Write out the listing exactly as it is given.

# start of DATA PROVIDED

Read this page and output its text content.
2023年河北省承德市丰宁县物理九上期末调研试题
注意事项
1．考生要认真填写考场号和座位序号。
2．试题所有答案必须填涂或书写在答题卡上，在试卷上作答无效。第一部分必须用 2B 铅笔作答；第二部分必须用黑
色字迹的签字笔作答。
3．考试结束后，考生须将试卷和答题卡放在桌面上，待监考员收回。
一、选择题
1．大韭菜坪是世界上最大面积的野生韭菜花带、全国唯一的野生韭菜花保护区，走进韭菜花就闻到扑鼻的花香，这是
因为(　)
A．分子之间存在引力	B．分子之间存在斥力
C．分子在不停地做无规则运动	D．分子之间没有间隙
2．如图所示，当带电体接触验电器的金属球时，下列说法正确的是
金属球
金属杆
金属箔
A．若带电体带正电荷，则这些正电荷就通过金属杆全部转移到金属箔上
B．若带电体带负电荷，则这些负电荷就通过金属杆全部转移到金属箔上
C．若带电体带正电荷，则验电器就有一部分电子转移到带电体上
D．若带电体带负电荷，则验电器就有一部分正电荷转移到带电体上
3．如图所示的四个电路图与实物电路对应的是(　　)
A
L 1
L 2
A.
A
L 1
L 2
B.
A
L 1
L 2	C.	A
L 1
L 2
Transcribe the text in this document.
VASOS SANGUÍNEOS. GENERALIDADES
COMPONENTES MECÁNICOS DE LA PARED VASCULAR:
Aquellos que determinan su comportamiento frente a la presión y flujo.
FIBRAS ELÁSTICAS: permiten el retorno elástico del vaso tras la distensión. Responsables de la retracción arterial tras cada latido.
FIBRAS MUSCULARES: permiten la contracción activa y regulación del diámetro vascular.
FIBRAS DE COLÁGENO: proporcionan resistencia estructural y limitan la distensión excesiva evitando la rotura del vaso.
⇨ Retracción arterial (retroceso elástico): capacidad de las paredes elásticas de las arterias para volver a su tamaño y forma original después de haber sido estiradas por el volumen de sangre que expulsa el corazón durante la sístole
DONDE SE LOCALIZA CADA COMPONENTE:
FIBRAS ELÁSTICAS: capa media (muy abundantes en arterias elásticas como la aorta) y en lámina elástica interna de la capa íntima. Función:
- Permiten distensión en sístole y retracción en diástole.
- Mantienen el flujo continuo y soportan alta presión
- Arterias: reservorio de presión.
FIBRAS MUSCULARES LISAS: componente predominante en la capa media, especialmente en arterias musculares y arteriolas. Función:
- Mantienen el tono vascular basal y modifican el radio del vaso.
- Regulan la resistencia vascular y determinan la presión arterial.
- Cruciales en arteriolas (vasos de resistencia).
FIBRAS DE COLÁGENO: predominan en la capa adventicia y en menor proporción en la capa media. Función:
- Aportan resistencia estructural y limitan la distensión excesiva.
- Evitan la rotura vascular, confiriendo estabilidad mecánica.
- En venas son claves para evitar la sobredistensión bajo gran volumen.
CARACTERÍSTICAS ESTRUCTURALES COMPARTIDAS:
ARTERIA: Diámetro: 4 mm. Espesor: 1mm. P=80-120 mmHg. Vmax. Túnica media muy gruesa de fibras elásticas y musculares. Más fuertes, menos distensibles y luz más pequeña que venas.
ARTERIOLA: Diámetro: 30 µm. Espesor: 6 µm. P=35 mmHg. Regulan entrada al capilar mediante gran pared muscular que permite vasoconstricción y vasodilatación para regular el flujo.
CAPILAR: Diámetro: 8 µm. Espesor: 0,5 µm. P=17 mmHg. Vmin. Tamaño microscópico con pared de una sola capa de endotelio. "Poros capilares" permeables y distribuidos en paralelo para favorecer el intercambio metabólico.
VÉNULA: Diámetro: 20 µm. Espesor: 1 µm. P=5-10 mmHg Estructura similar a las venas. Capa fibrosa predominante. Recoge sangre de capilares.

# end of DATA PROVIDED

■ FULL ANSWER ■
Read this page and output its text content.
2023年河北省承德市丰宁县物理九上期末调研试题
注意事项
1．考生要认真填写考场号和座位序号。
2．试题所有答案必须填涂或书写在答题卡上，在试卷上作答无效。第一部分必须用 2B 铅笔作答；第二部分必须用黑
色字迹的签字笔作答。
3．考试结束后，考生须将试卷和答题卡放在桌面上，待监考员收回。
一、选择题
1．大韭菜坪是世界上最大面积的野生韭菜花带、全国唯一的野生韭菜花保护区，走进韭菜花就闻到扑鼻的花香，这是
因为(　)
A．分子之间存在引力	B．分子之间存在斥力
C．分子在不停地做无规则运动	D．分子之间没有间隙
2．如图所示，当带电体接触验电器的金属球时，下列说法正确的是
金属球
金属杆
金属箔
A．若带电体带正电荷，则这些正电荷就通过金属杆全部转移到金属箔上
B．若带电体带负电荷，则这些负电荷就通过金属杆全部转移到金属箔上
C．若带电体带正电荷，则验电器就有一部分电子转移到带电体上
D．若带电体带负电荷，则验电器就有一部分正电荷转移到带电体上
3．如图所示的四个电路图与实物电路对应的是(　　)
A
L 1
L 2
A.
A
L 1
L 2
B.
A
L 1
L 2	C.	A
L 1
L 2
Transcribe the text in this document.
VASOS SANGUÍNEOS. GENERALIDADES
COMPONENTES MECÁNICOS DE LA PARED VASCULAR:
Aquellos que determinan su comportamiento frente a la presión y flujo.
FIBRAS ELÁSTICAS: permiten el retorno elástico del vaso tras la distensión. Responsables de la retracción arterial tras cada latido.
FIBRAS MUSCULARES: permiten la contracción activa y regulación del diámetro vascular.
FIBRAS DE COLÁGENO: proporcionan resistencia estructural y limitan la distensión excesiva evitando la rotura del vaso.
⇨ Retracción arterial (retroceso elástico): capacidad de las paredes elásticas de las arterias para volver a su tamaño y forma original después de haber sido estiradas por el volumen de sangre que expulsa el corazón durante la sístole
DONDE SE LOCALIZA CADA COMPONENTE:
FIBRAS ELÁSTICAS: capa media (muy abundantes en arterias elásticas como la aorta) y en lámina elástica interna de la capa íntima. Función:
- Permiten distensión en sístole y retracción en diástole.
- Mantienen el flujo continuo y soportan alta presión
- Arterias: reservorio de presión.
FIBRAS MUSCULARES LISAS: componente predominante en la capa media, especialmente en arterias musculares y arteriolas. Función:
- Mantienen el tono vascular basal y modifican el radio del vaso.
- Regulan la resistencia vascular y determinan la presión arterial.
- Cruciales en arteriolas (vasos de resistencia).
FIBRAS DE COLÁGENO: predominan en la capa adventicia y en menor proporción en la capa media. Función:
- Aportan resistencia estructural y limitan la distensión excesiva.
- Evitan la rotura vascular, confiriendo estabilidad mecánica.
- En venas son claves para evitar la sobredistensión bajo gran volumen.
CARACTERÍSTICAS ESTRUCTURALES COMPARTIDAS:
ARTERIA: Diámetro: 4 mm. Espesor: 1mm. P=80-120 mmHg. Vmax. Túnica media muy gruesa de fibras elásticas y musculares. Más fuertes, menos distensibles y luz más pequeña que venas.
ARTERIOLA: Diámetro: 30 µm. Espesor: 6 µm. P=35 mmHg. Regulan entrada al capilar mediante gran pared muscular que permite vasoconstricción y vasodilatación para regular el flujo.
CAPILAR: Diámetro: 8 µm. Espesor: 0,5 µm. P=17 mmHg. Vmin. Tamaño microscópico con pared de una sola capa de endotelio. "Poros capilares" permeables y distribuidos en paralelo para favorecer el intercambio metabólico.
VÉNULA: Diámetro: 20 µm. Espesor: 1 µm. P=5-10 mmHg Estructura similar a las venas. Capa fibrosa predominante. Recoge sangre de capilares.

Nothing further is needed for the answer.